**What is being asked:**
Write out the listing below exactly, and omit any images you find in it.

Source records:
···
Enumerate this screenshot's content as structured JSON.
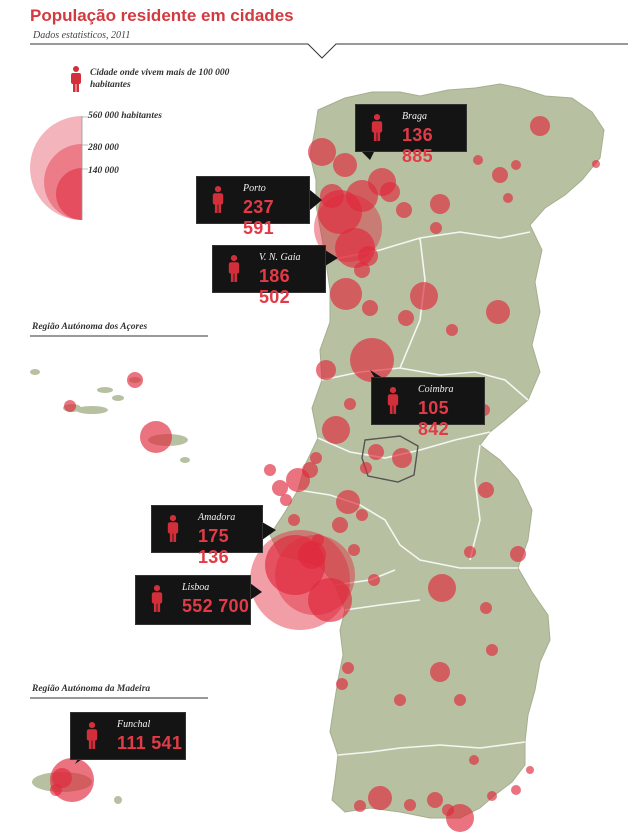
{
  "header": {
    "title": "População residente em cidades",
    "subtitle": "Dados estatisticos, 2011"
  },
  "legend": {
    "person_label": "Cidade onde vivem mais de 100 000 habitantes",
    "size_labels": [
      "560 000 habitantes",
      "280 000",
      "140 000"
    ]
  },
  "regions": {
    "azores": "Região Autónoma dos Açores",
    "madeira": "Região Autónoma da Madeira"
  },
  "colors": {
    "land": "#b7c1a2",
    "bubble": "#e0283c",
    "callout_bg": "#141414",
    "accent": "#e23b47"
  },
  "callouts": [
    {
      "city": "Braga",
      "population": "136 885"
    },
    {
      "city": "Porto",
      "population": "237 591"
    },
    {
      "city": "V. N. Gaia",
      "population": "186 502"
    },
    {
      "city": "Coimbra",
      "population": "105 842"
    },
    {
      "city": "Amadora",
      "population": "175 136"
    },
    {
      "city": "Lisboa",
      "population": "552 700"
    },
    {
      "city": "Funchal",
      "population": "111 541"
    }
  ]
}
···
**Expected output:**
Enumerate this screenshot's content as structured JSON.
{
  "header": {
    "title": "População residente em cidades",
    "subtitle": "Dados estatisticos, 2011"
  },
  "legend": {
    "person_label": "Cidade onde vivem mais de 100 000 habitantes",
    "size_labels": [
      "560 000 habitantes",
      "280 000",
      "140 000"
    ]
  },
  "regions": {
    "azores": "Região Autónoma dos Açores",
    "madeira": "Região Autónoma da Madeira"
  },
  "colors": {
    "land": "#b7c1a2",
    "bubble": "#e0283c",
    "callout_bg": "#141414",
    "accent": "#e23b47"
  },
  "callouts": [
    {
      "city": "Braga",
      "population": "136 885"
    },
    {
      "city": "Porto",
      "population": "237 591"
    },
    {
      "city": "V. N. Gaia",
      "population": "186 502"
    },
    {
      "city": "Coimbra",
      "population": "105 842"
    },
    {
      "city": "Amadora",
      "population": "175 136"
    },
    {
      "city": "Lisboa",
      "population": "552 700"
    },
    {
      "city": "Funchal",
      "population": "111 541"
    }
  ]
}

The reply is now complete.